Entries with figure data
▶
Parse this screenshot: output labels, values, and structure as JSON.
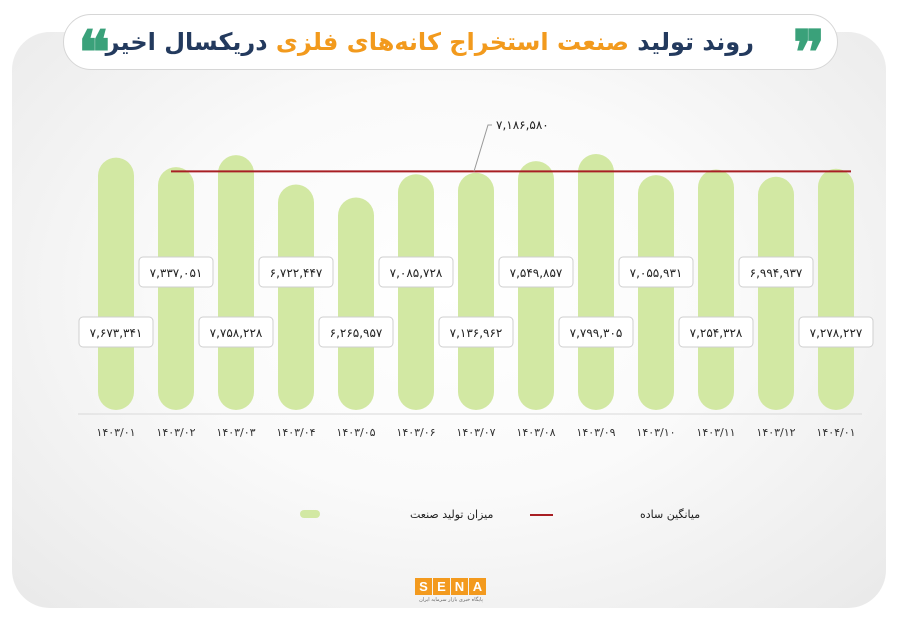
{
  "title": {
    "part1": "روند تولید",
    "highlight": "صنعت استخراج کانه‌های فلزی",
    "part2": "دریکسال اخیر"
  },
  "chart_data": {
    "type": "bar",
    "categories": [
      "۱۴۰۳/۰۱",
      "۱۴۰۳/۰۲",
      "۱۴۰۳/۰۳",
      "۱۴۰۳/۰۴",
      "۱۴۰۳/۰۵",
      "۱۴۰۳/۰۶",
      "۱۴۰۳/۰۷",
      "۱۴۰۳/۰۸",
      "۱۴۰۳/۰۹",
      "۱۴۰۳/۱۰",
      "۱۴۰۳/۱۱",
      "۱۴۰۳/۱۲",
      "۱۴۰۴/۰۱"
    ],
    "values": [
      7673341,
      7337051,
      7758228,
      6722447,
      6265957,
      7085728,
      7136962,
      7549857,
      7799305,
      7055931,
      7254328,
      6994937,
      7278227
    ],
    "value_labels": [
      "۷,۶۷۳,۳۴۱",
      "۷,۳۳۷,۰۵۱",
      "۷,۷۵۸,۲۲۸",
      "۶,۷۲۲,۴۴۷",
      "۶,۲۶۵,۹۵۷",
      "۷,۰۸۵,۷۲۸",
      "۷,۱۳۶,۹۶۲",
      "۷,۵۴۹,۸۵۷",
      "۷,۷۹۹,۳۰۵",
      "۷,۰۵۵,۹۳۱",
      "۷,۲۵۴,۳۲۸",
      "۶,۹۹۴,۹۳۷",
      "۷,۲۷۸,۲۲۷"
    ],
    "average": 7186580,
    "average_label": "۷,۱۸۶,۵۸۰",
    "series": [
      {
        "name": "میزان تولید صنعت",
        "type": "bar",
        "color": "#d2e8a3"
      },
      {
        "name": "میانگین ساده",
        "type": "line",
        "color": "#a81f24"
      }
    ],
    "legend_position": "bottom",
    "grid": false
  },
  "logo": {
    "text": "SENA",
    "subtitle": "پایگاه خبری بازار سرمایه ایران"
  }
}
◀
▶
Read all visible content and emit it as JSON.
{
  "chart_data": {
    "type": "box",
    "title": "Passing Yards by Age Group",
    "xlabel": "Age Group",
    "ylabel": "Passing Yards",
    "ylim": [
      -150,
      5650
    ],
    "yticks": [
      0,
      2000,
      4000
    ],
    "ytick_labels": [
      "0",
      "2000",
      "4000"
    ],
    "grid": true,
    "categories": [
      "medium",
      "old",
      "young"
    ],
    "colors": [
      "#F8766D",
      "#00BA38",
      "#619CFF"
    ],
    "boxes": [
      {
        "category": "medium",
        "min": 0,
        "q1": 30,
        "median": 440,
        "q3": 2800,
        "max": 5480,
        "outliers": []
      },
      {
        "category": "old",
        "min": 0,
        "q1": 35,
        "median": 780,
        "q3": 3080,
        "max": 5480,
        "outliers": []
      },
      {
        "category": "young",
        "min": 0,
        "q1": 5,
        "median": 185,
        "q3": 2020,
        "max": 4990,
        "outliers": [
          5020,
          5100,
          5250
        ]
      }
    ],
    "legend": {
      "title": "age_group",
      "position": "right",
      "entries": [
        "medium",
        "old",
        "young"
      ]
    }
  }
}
◀
== REQUIRED TASK ==
Go over the records above and tally each line that includes "JSON". Give the total by itself.

== TASK ANSWER ==
2